-- The input --
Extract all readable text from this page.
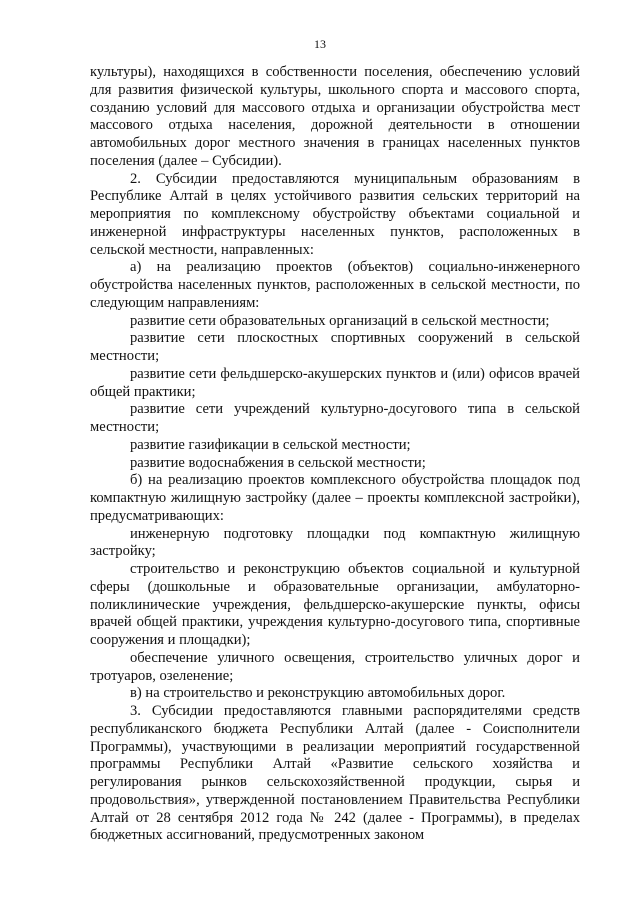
13

культуры), находящихся в собственности поселения, обеспечению условий для развития физической культуры, школьного спорта и массового спорта, созданию условий для массового отдыха и организации обустройства мест массового отдыха населения, дорожной деятельности в отношении автомобильных дорог местного значения в границах населенных пунктов поселения (далее – Субсидии).

2. Субсидии предоставляются муниципальным образованиям в Республике Алтай в целях устойчивого развития сельских территорий на мероприятия по комплексному обустройству объектами социальной и инженерной инфраструктуры населенных пунктов, расположенных в сельской местности, направленных:

а) на реализацию проектов (объектов) социально-инженерного обустройства населенных пунктов, расположенных в сельской местности, по следующим направлениям:

развитие сети образовательных организаций в сельской местности;

развитие сети плоскостных спортивных сооружений в сельской местности;

развитие сети фельдшерско-акушерских пунктов и (или) офисов врачей общей практики;

развитие сети учреждений культурно-досугового типа в сельской местности;

развитие газификации в сельской местности;

развитие водоснабжения в сельской местности;

б) на реализацию проектов комплексного обустройства площадок под компактную жилищную застройку (далее – проекты комплексной застройки), предусматривающих:

инженерную подготовку площадки под компактную жилищную застройку;

строительство и реконструкцию объектов социальной и культурной сферы (дошкольные и образовательные организации, амбулаторно-поликлинические учреждения, фельдшерско-акушерские пункты, офисы врачей общей практики, учреждения культурно-досугового типа, спортивные сооружения и площадки);

обеспечение уличного освещения, строительство уличных дорог и тротуаров, озеленение;

в) на строительство и реконструкцию автомобильных дорог.

3. Субсидии предоставляются главными распорядителями средств республиканского бюджета Республики Алтай (далее - Соисполнители Программы), участвующими в реализации мероприятий государственной программы Республики Алтай «Развитие сельского хозяйства и регулирования рынков сельскохозяйственной продукции, сырья и продовольствия», утвержденной постановлением Правительства Республики Алтай от 28 сентября 2012 года № 242 (далее - Программы), в пределах бюджетных ассигнований, предусмотренных законом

-- Exercise --
Write out the entries above word for word. Do not include the pictures.

-- Task answer --
Extract all readable text from this page.
13

культуры), находящихся в собственности поселения, обеспечению условий для развития физической культуры, школьного спорта и массового спорта, созданию условий для массового отдыха и организации обустройства мест массового отдыха населения, дорожной деятельности в отношении автомобильных дорог местного значения в границах населенных пунктов поселения (далее – Субсидии).

2. Субсидии предоставляются муниципальным образованиям в Республике Алтай в целях устойчивого развития сельских территорий на мероприятия по комплексному обустройству объектами социальной и инженерной инфраструктуры населенных пунктов, расположенных в сельской местности, направленных:

а) на реализацию проектов (объектов) социально-инженерного обустройства населенных пунктов, расположенных в сельской местности, по следующим направлениям:

развитие сети образовательных организаций в сельской местности;

развитие сети плоскостных спортивных сооружений в сельской местности;

развитие сети фельдшерско-акушерских пунктов и (или) офисов врачей общей практики;

развитие сети учреждений культурно-досугового типа в сельской местности;

развитие газификации в сельской местности;

развитие водоснабжения в сельской местности;

б) на реализацию проектов комплексного обустройства площадок под компактную жилищную застройку (далее – проекты комплексной застройки), предусматривающих:

инженерную подготовку площадки под компактную жилищную застройку;

строительство и реконструкцию объектов социальной и культурной сферы (дошкольные и образовательные организации, амбулаторно-поликлинические учреждения, фельдшерско-акушерские пункты, офисы врачей общей практики, учреждения культурно-досугового типа, спортивные сооружения и площадки);

обеспечение уличного освещения, строительство уличных дорог и тротуаров, озеленение;

в) на строительство и реконструкцию автомобильных дорог.

3. Субсидии предоставляются главными распорядителями средств республиканского бюджета Республики Алтай (далее - Соисполнители Программы), участвующими в реализации мероприятий государственной программы Республики Алтай «Развитие сельского хозяйства и регулирования рынков сельскохозяйственной продукции, сырья и продовольствия», утвержденной постановлением Правительства Республики Алтай от 28 сентября 2012 года № 242 (далее - Программы), в пределах бюджетных ассигнований, предусмотренных законом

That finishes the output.